**WRITTEN EXERCISE**
Transcribe the lines below word for word, leaving out the pictures.

--- BEGIN RECORDS FOR THE EXERCISE ---

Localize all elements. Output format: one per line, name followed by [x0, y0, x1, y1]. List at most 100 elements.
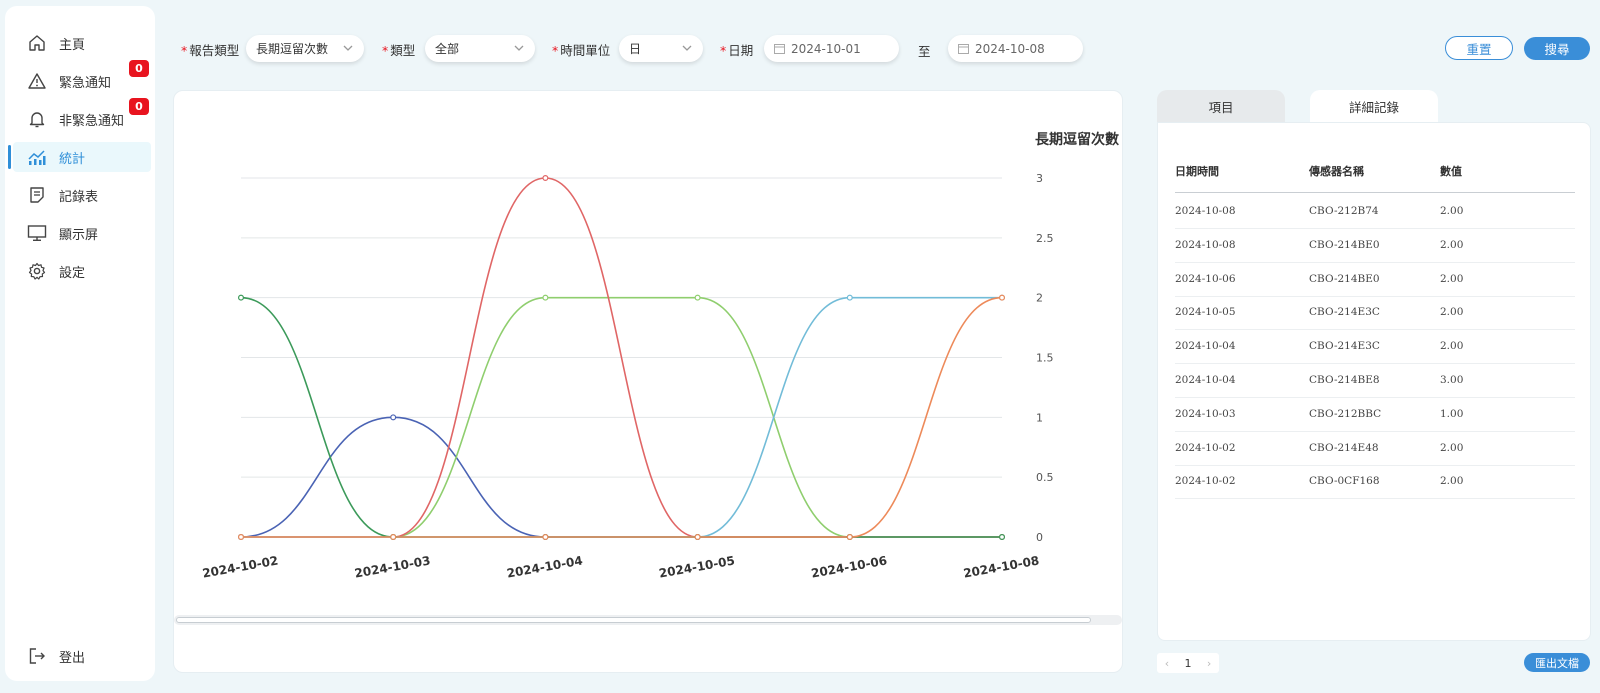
table-row: 2024-10-02 CBO-0CF168 2.00 — [1175, 465, 1575, 500]
table-row: 2024-10-03 CBO-212BBC 1.00 — [1175, 398, 1575, 432]
data-point[interactable] — [694, 294, 701, 301]
logout-button[interactable]: 登出 — [13, 641, 151, 671]
y-tick-label: 3 — [1036, 172, 1043, 185]
bell-icon — [27, 109, 47, 129]
y-axis-title: 長期逗留次數 — [1035, 131, 1119, 148]
header-value: 數值 — [1440, 165, 1462, 178]
row-value: 2.00 — [1440, 441, 1464, 454]
data-point[interactable] — [998, 294, 1005, 301]
row-value: 2.00 — [1440, 340, 1464, 353]
data-point[interactable] — [390, 534, 397, 541]
report-type-value: 長期逗留次數 — [256, 42, 329, 56]
x-tick-label: 2024-10-06 — [810, 554, 888, 581]
time-unit-select[interactable]: 日 — [619, 35, 703, 62]
table-row: 2024-10-08 CBO-214BE0 2.00 — [1175, 229, 1575, 263]
warning-icon — [27, 71, 47, 91]
report-type-label: * 報告類型 — [181, 43, 240, 58]
data-point[interactable] — [237, 294, 244, 301]
y-tick-label: 0 — [1036, 531, 1043, 544]
table-header: 日期時間 傳感器名稱 數值 — [1175, 153, 1575, 193]
sidebar-item-urgent-notice[interactable]: 緊急通知 0 — [13, 60, 151, 96]
x-tick-label: 2024-10-04 — [506, 554, 584, 581]
notification-badge: 0 — [129, 60, 149, 77]
chart-scrollbar[interactable] — [174, 615, 1122, 625]
prev-page-button[interactable]: ‹ — [1165, 657, 1169, 670]
y-tick-label: 0.5 — [1036, 471, 1054, 484]
sidebar-item-label: 統計 — [59, 151, 86, 167]
document-icon — [27, 185, 47, 205]
notification-badge: 0 — [129, 98, 149, 115]
type-select[interactable]: 全部 — [425, 35, 535, 62]
row-sensor-name: CBO-212B74 — [1309, 205, 1379, 217]
chart-scroll-thumb[interactable] — [176, 617, 1091, 623]
sidebar-item-records[interactable]: 記錄表 — [13, 180, 151, 210]
sidebar-item-display[interactable]: 顯示屏 — [13, 218, 151, 248]
table-row: 2024-10-04 CBO-214E3C 2.00 — [1175, 330, 1575, 365]
line-chart: 長期逗留次數 0 0.5 1 1.5 2 2.5 3 2024-10-02 2024-10-0… — [201, 131, 1119, 581]
data-point[interactable] — [846, 534, 853, 541]
chevron-down-icon — [513, 42, 525, 57]
sidebar-item-home[interactable]: 主頁 — [13, 28, 151, 58]
sidebar-item-label: 主頁 — [59, 37, 86, 53]
type-value: 全部 — [435, 42, 460, 56]
row-datetime: 2024-10-08 — [1175, 238, 1236, 251]
data-point[interactable] — [694, 534, 701, 541]
row-value: 1.00 — [1440, 407, 1464, 420]
sidebar-item-label: 非緊急通知 — [59, 113, 125, 129]
row-datetime: 2024-10-02 — [1175, 475, 1236, 488]
row-value: 2.00 — [1440, 238, 1464, 251]
data-point[interactable] — [846, 294, 853, 301]
chart-icon — [27, 147, 47, 167]
time-unit-value: 日 — [629, 42, 642, 56]
data-point[interactable] — [542, 294, 549, 301]
date-label: * 日期 — [720, 43, 754, 58]
row-sensor-name: CBO-214E3C — [1309, 340, 1380, 353]
type-label: * 類型 — [382, 43, 416, 58]
monitor-icon — [27, 223, 47, 243]
data-point[interactable] — [390, 414, 397, 421]
data-point[interactable] — [237, 534, 244, 541]
calendar-icon — [958, 43, 969, 54]
data-point[interactable] — [998, 534, 1005, 541]
row-datetime: 2024-10-02 — [1175, 441, 1236, 454]
row-datetime: 2024-10-04 — [1175, 374, 1236, 386]
tab-items[interactable]: 項目 — [1157, 90, 1285, 123]
table-row: 2024-10-08 CBO-212B74 2.00 — [1175, 195, 1575, 229]
date-to-input[interactable]: 2024-10-08 — [948, 35, 1083, 62]
sidebar-item-statistics[interactable]: 統計 — [8, 142, 151, 172]
row-datetime: 2024-10-03 — [1175, 407, 1236, 420]
row-value: 2.00 — [1440, 475, 1464, 488]
sidebar-item-label: 緊急通知 — [59, 75, 112, 91]
current-page[interactable]: 1 — [1184, 657, 1191, 670]
row-value: 2.00 — [1440, 306, 1464, 319]
row-sensor-name: CBO-214BE8 — [1309, 374, 1380, 386]
calendar-icon — [774, 43, 785, 54]
row-datetime: 2024-10-05 — [1175, 306, 1236, 319]
gear-icon — [27, 261, 47, 281]
table-row: 2024-10-02 CBO-214E48 2.00 — [1175, 432, 1575, 466]
date-to-value: 2024-10-08 — [975, 41, 1045, 56]
sidebar-item-settings[interactable]: 設定 — [13, 256, 151, 286]
header-datetime: 日期時間 — [1175, 165, 1219, 178]
row-datetime: 2024-10-06 — [1175, 272, 1236, 285]
next-page-button[interactable]: › — [1207, 657, 1211, 670]
data-point[interactable] — [542, 534, 549, 541]
y-tick-label: 1.5 — [1036, 352, 1054, 365]
logout-label: 登出 — [59, 650, 86, 666]
export-document-button[interactable]: 匯出文檔 — [1524, 653, 1590, 672]
report-type-select[interactable]: 長期逗留次數 — [246, 35, 364, 62]
date-from-input[interactable]: 2024-10-01 — [764, 35, 899, 62]
chart-panel: 長期逗留次數 0 0.5 1 1.5 2 2.5 3 2024-10-02 2024-10-0… — [173, 90, 1123, 673]
table-row: 2024-10-06 CBO-214BE0 2.00 — [1175, 263, 1575, 297]
y-tick-label: 1 — [1036, 411, 1043, 424]
sidebar-item-label: 記錄表 — [59, 189, 99, 205]
sidebar-item-label: 設定 — [59, 265, 86, 281]
reset-button[interactable]: 重置 — [1445, 36, 1513, 60]
row-sensor-name: CBO-212BBC — [1309, 407, 1382, 420]
sidebar-item-non-urgent-notice[interactable]: 非緊急通知 0 — [13, 98, 151, 134]
row-sensor-name: CBO-0CF168 — [1309, 475, 1380, 488]
data-point[interactable] — [542, 174, 549, 181]
row-datetime: 2024-10-04 — [1175, 340, 1236, 353]
search-button[interactable]: 搜尋 — [1524, 37, 1590, 60]
tab-detail-records[interactable]: 詳細記錄 — [1310, 90, 1438, 123]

--- END RECORDS FOR THE EXERCISE ---

**WRITTEN ANSWER**
Localize all elements. Output format: one per line, name followed by [x0, y0, x1, y1]. List at most 100 elements.
table-row: 2024-10-02 CBO-0CF168 2.00 — [1175, 465, 1575, 500]
table-row: 2024-10-03 CBO-212BBC 1.00 — [1175, 398, 1575, 432]
data-point[interactable] — [694, 294, 701, 301]
logout-button[interactable]: 登出 — [13, 641, 151, 671]
y-tick-label: 3 — [1036, 172, 1043, 185]
bell-icon — [27, 109, 47, 129]
y-axis-title: 長期逗留次數 — [1035, 131, 1119, 148]
header-value: 數值 — [1440, 165, 1462, 178]
row-value: 2.00 — [1440, 441, 1464, 454]
data-point[interactable] — [998, 294, 1005, 301]
row-value: 2.00 — [1440, 340, 1464, 353]
data-point[interactable] — [390, 534, 397, 541]
report-type-value: 長期逗留次數 — [256, 42, 329, 56]
x-tick-label: 2024-10-06 — [810, 554, 888, 581]
time-unit-select[interactable]: 日 — [619, 35, 703, 62]
table-row: 2024-10-08 CBO-214BE0 2.00 — [1175, 229, 1575, 263]
warning-icon — [27, 71, 47, 91]
report-type-label: * 報告類型 — [181, 43, 240, 58]
data-point[interactable] — [237, 294, 244, 301]
y-tick-label: 0 — [1036, 531, 1043, 544]
table-header: 日期時間 傳感器名稱 數值 — [1175, 153, 1575, 193]
sidebar-item-urgent-notice[interactable]: 緊急通知 0 — [13, 60, 151, 96]
x-tick-label: 2024-10-04 — [506, 554, 584, 581]
notification-badge: 0 — [129, 60, 149, 77]
chart-scrollbar[interactable] — [174, 615, 1122, 625]
prev-page-button[interactable]: ‹ — [1165, 657, 1169, 670]
y-tick-label: 0.5 — [1036, 471, 1054, 484]
sidebar-item-label: 統計 — [59, 151, 86, 167]
document-icon — [27, 185, 47, 205]
notification-badge: 0 — [129, 98, 149, 115]
type-select[interactable]: 全部 — [425, 35, 535, 62]
row-sensor-name: CBO-212B74 — [1309, 205, 1379, 217]
chart-scroll-thumb[interactable] — [176, 617, 1091, 623]
sidebar-item-records[interactable]: 記錄表 — [13, 180, 151, 210]
sidebar-item-display[interactable]: 顯示屏 — [13, 218, 151, 248]
table-row: 2024-10-04 CBO-214E3C 2.00 — [1175, 330, 1575, 365]
line-chart: 長期逗留次數 0 0.5 1 1.5 2 2.5 3 2024-10-02 2024-10-0… — [201, 131, 1119, 581]
data-point[interactable] — [846, 534, 853, 541]
chevron-down-icon — [513, 42, 525, 57]
sidebar-item-home[interactable]: 主頁 — [13, 28, 151, 58]
sidebar-item-label: 主頁 — [59, 37, 86, 53]
type-value: 全部 — [435, 42, 460, 56]
row-datetime: 2024-10-08 — [1175, 238, 1236, 251]
data-point[interactable] — [694, 534, 701, 541]
row-value: 1.00 — [1440, 407, 1464, 420]
sidebar-item-label: 非緊急通知 — [59, 113, 125, 129]
row-datetime: 2024-10-02 — [1175, 475, 1236, 488]
row-value: 2.00 — [1440, 238, 1464, 251]
data-point[interactable] — [846, 294, 853, 301]
chart-icon — [27, 147, 47, 167]
time-unit-value: 日 — [629, 42, 642, 56]
data-point[interactable] — [542, 294, 549, 301]
date-label: * 日期 — [720, 43, 754, 58]
row-sensor-name: CBO-214E3C — [1309, 340, 1380, 353]
type-label: * 類型 — [382, 43, 416, 58]
monitor-icon — [27, 223, 47, 243]
data-point[interactable] — [390, 414, 397, 421]
data-point[interactable] — [237, 534, 244, 541]
calendar-icon — [958, 43, 969, 54]
data-point[interactable] — [998, 534, 1005, 541]
row-datetime: 2024-10-02 — [1175, 441, 1236, 454]
row-datetime: 2024-10-04 — [1175, 374, 1236, 386]
tab-items[interactable]: 項目 — [1157, 90, 1285, 123]
table-row: 2024-10-08 CBO-212B74 2.00 — [1175, 195, 1575, 229]
date-to-input[interactable]: 2024-10-08 — [948, 35, 1083, 62]
sidebar-item-statistics[interactable]: 統計 — [8, 142, 151, 172]
row-datetime: 2024-10-03 — [1175, 407, 1236, 420]
row-value: 2.00 — [1440, 475, 1464, 488]
sidebar-item-label: 緊急通知 — [59, 75, 112, 91]
current-page[interactable]: 1 — [1184, 657, 1191, 670]
row-value: 2.00 — [1440, 306, 1464, 319]
row-sensor-name: CBO-214BE8 — [1309, 374, 1380, 386]
calendar-icon — [774, 43, 785, 54]
row-datetime: 2024-10-05 — [1175, 306, 1236, 319]
gear-icon — [27, 261, 47, 281]
table-row: 2024-10-02 CBO-214E48 2.00 — [1175, 432, 1575, 466]
date-to-value: 2024-10-08 — [975, 41, 1045, 56]
sidebar-item-settings[interactable]: 設定 — [13, 256, 151, 286]
header-datetime: 日期時間 — [1175, 165, 1219, 178]
row-datetime: 2024-10-06 — [1175, 272, 1236, 285]
next-page-button[interactable]: › — [1207, 657, 1211, 670]
data-point[interactable] — [542, 534, 549, 541]
y-tick-label: 1.5 — [1036, 352, 1054, 365]
logout-label: 登出 — [59, 650, 86, 666]
export-document-button[interactable]: 匯出文檔 — [1524, 653, 1590, 672]
report-type-select[interactable]: 長期逗留次數 — [246, 35, 364, 62]
date-from-input[interactable]: 2024-10-01 — [764, 35, 899, 62]
chart-panel: 長期逗留次數 0 0.5 1 1.5 2 2.5 3 2024-10-02 2024-10-0… — [173, 90, 1123, 673]
table-row: 2024-10-06 CBO-214BE0 2.00 — [1175, 263, 1575, 297]
y-tick-label: 1 — [1036, 411, 1043, 424]
sidebar-item-label: 記錄表 — [59, 189, 99, 205]
sidebar-item-label: 設定 — [59, 265, 86, 281]
reset-button[interactable]: 重置 — [1445, 36, 1513, 60]
row-sensor-name: CBO-212BBC — [1309, 407, 1382, 420]
sidebar-item-non-urgent-notice[interactable]: 非緊急通知 0 — [13, 98, 151, 134]
row-sensor-name: CBO-0CF168 — [1309, 475, 1380, 488]
data-point[interactable] — [542, 174, 549, 181]
row-datetime: 2024-10-04 — [1175, 340, 1236, 353]
search-button[interactable]: 搜尋 — [1524, 37, 1590, 60]
tab-detail-records[interactable]: 詳細記錄 — [1310, 90, 1438, 123]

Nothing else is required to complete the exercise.